(Dataset excerpts)
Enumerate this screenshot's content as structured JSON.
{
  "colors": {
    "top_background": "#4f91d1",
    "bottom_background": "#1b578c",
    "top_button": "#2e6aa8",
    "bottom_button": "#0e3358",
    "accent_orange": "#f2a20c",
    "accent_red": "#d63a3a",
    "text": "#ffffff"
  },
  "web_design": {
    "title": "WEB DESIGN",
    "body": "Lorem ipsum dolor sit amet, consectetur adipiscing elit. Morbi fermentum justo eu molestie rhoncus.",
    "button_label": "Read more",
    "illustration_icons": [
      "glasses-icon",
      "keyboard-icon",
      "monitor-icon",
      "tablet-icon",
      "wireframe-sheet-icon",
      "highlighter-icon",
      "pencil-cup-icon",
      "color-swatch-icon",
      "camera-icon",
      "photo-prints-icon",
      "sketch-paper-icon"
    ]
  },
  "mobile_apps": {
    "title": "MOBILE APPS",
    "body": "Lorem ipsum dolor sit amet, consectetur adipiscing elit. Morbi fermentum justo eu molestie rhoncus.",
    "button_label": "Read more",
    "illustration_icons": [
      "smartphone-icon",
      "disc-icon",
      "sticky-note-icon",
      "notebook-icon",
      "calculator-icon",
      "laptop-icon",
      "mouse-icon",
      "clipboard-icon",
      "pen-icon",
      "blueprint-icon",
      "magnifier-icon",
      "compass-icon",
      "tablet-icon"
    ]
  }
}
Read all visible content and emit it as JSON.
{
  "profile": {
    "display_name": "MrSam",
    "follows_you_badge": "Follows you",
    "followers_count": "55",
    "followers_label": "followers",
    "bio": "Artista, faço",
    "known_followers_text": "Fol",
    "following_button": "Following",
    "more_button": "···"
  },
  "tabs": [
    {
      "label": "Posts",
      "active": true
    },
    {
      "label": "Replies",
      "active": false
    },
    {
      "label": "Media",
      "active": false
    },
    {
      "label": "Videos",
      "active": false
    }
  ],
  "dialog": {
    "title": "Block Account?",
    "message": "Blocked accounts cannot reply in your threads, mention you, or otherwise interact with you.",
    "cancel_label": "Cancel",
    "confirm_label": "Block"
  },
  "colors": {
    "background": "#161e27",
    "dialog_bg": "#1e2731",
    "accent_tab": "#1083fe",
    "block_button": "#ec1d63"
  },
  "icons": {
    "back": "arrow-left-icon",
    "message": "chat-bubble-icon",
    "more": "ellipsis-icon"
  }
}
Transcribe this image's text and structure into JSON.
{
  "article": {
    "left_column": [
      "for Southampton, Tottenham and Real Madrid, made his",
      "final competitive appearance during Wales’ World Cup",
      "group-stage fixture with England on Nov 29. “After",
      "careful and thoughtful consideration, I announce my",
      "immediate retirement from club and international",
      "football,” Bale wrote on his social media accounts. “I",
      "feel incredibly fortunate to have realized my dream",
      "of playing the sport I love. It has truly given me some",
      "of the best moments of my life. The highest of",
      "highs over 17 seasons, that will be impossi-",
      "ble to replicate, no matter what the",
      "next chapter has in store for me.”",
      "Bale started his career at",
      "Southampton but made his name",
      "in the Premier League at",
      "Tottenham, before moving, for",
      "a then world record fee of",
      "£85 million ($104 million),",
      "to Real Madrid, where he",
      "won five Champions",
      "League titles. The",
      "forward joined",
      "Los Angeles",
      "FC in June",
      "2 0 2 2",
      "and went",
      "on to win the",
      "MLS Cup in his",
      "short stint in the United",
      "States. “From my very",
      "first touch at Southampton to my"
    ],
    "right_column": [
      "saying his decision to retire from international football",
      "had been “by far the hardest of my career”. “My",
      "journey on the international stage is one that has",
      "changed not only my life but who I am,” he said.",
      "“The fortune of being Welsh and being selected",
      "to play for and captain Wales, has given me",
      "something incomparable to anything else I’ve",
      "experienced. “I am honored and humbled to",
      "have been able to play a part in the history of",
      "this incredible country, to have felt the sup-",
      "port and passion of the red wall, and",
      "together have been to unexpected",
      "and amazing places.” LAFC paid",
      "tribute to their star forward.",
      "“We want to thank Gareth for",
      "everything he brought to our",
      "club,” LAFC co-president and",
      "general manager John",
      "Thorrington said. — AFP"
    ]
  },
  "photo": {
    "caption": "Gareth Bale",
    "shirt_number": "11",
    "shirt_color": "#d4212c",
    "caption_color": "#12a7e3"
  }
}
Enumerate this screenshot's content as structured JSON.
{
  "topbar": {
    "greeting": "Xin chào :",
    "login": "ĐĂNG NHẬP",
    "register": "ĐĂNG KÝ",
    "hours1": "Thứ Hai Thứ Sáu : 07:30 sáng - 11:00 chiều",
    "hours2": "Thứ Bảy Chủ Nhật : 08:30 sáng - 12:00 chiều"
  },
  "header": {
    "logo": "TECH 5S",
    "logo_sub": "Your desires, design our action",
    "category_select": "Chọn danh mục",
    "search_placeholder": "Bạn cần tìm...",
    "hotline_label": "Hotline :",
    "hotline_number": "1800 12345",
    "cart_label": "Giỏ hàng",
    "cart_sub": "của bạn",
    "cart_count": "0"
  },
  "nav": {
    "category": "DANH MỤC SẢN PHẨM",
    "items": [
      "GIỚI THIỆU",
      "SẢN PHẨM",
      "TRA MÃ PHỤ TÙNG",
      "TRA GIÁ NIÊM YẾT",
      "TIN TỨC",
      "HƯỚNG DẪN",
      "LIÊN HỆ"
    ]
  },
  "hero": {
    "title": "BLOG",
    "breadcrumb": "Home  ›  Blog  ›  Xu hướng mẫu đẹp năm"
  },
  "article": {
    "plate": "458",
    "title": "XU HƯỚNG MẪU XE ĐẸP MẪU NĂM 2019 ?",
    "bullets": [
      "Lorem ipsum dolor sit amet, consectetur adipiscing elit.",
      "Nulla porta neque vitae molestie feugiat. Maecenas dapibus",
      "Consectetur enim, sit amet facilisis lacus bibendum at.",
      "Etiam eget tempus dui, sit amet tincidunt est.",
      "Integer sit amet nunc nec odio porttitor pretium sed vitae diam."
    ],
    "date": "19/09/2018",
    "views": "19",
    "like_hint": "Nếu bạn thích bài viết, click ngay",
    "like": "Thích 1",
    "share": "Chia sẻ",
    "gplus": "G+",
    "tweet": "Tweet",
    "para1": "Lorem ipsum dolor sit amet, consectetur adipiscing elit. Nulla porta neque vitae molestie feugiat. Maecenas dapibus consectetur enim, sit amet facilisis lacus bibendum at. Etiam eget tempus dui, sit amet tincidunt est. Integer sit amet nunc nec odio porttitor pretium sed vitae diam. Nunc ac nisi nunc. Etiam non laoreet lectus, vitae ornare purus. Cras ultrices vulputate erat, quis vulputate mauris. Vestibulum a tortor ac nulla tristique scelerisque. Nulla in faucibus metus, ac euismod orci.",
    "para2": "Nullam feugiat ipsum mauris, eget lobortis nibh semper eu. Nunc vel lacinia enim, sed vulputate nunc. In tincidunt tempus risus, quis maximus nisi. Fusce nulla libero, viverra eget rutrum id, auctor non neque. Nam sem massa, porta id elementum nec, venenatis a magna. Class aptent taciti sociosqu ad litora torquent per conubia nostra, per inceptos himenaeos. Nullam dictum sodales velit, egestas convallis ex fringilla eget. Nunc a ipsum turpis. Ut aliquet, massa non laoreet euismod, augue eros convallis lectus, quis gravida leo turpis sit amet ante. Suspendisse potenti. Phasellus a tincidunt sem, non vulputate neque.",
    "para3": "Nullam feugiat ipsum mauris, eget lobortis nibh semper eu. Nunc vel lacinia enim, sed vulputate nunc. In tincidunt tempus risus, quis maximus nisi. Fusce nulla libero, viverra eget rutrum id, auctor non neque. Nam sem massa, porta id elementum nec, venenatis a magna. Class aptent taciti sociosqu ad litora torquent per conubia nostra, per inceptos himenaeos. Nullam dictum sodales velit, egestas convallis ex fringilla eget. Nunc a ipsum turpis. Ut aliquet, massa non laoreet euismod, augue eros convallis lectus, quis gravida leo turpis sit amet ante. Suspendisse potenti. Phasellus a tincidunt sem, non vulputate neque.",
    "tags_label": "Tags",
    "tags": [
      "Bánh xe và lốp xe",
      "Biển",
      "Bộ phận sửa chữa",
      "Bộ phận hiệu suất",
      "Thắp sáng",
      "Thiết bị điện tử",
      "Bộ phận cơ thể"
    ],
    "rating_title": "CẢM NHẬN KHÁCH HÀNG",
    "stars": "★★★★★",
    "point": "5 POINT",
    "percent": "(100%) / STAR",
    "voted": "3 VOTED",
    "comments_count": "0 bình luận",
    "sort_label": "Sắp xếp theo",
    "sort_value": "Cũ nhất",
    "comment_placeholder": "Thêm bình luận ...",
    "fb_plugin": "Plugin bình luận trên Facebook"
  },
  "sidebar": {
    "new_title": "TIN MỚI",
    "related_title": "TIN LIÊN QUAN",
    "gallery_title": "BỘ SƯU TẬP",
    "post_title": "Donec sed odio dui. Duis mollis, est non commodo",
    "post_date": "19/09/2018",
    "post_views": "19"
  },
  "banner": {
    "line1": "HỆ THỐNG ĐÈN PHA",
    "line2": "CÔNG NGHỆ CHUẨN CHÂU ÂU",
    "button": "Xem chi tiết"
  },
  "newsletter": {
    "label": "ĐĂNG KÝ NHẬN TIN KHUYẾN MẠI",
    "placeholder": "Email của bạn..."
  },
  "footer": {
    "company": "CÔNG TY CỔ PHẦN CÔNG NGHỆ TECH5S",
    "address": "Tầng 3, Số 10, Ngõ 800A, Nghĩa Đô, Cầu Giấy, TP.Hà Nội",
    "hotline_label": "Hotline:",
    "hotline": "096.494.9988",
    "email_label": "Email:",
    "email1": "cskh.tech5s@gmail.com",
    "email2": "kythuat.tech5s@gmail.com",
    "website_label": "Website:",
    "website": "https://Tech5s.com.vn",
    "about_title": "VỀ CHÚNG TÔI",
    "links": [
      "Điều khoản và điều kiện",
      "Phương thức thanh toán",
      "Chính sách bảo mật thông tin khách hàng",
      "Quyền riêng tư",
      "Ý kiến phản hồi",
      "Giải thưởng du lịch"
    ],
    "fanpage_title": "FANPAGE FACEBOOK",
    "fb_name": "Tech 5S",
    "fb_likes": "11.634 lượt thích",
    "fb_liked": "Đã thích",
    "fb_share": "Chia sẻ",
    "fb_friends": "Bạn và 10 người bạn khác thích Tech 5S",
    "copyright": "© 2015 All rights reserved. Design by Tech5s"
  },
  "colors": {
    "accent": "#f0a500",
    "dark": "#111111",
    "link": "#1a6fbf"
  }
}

:: WHAT TO DO ::
Track down all lines above with the string "made" and copy them.

:: FULL RESPONSE ::
      "for Southampton, Tottenham and Real Madrid, made his",
      "Southampton but made his name",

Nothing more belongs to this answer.